-- start of Extracted records --

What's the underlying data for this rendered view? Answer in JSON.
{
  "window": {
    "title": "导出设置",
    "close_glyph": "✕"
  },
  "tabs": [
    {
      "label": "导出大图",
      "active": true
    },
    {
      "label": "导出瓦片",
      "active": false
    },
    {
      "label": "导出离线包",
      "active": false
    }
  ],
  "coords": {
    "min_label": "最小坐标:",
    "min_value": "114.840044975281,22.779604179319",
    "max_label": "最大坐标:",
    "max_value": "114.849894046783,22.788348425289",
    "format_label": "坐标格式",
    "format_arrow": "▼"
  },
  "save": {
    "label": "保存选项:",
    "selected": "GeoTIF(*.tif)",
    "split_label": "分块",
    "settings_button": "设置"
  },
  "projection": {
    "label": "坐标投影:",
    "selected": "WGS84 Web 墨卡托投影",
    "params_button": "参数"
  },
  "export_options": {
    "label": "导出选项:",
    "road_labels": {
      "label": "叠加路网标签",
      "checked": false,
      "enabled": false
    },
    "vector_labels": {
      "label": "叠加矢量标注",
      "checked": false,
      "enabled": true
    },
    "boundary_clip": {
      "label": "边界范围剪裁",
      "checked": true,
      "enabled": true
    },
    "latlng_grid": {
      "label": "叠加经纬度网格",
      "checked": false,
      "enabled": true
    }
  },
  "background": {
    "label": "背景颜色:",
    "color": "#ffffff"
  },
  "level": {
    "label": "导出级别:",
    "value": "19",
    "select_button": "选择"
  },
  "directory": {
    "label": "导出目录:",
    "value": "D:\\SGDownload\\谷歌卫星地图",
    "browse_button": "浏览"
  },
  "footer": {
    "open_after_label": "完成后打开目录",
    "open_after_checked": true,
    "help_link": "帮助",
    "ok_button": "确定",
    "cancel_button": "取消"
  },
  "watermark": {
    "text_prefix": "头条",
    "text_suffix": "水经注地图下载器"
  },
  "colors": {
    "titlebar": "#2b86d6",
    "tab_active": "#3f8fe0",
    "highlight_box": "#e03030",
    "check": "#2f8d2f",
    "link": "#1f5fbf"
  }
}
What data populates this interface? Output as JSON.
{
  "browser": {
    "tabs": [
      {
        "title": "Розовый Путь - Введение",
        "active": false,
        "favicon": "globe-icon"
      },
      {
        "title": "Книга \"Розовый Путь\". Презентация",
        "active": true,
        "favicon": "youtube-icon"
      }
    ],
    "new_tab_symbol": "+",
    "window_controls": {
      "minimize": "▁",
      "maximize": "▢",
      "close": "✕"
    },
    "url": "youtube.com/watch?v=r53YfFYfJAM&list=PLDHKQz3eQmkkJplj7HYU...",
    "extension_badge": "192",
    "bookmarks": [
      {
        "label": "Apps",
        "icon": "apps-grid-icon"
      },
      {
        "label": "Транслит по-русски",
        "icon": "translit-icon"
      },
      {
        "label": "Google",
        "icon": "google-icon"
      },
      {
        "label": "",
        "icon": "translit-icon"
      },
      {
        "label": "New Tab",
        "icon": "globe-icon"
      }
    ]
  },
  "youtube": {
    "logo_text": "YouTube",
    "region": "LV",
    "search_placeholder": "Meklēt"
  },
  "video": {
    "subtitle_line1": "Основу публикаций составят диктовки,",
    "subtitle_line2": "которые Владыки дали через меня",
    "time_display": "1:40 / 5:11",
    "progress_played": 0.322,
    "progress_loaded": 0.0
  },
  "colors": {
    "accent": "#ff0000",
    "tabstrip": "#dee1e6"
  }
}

-- end of Extracted records --

Direction:
Scan the entries above. Copy each line that has the string "icon".

Finished task:
        "favicon": "globe-icon"
        "favicon": "youtube-icon"
        "icon": "apps-grid-icon"
        "icon": "translit-icon"
        "icon": "google-icon"
        "icon": "translit-icon"
        "icon": "globe-icon"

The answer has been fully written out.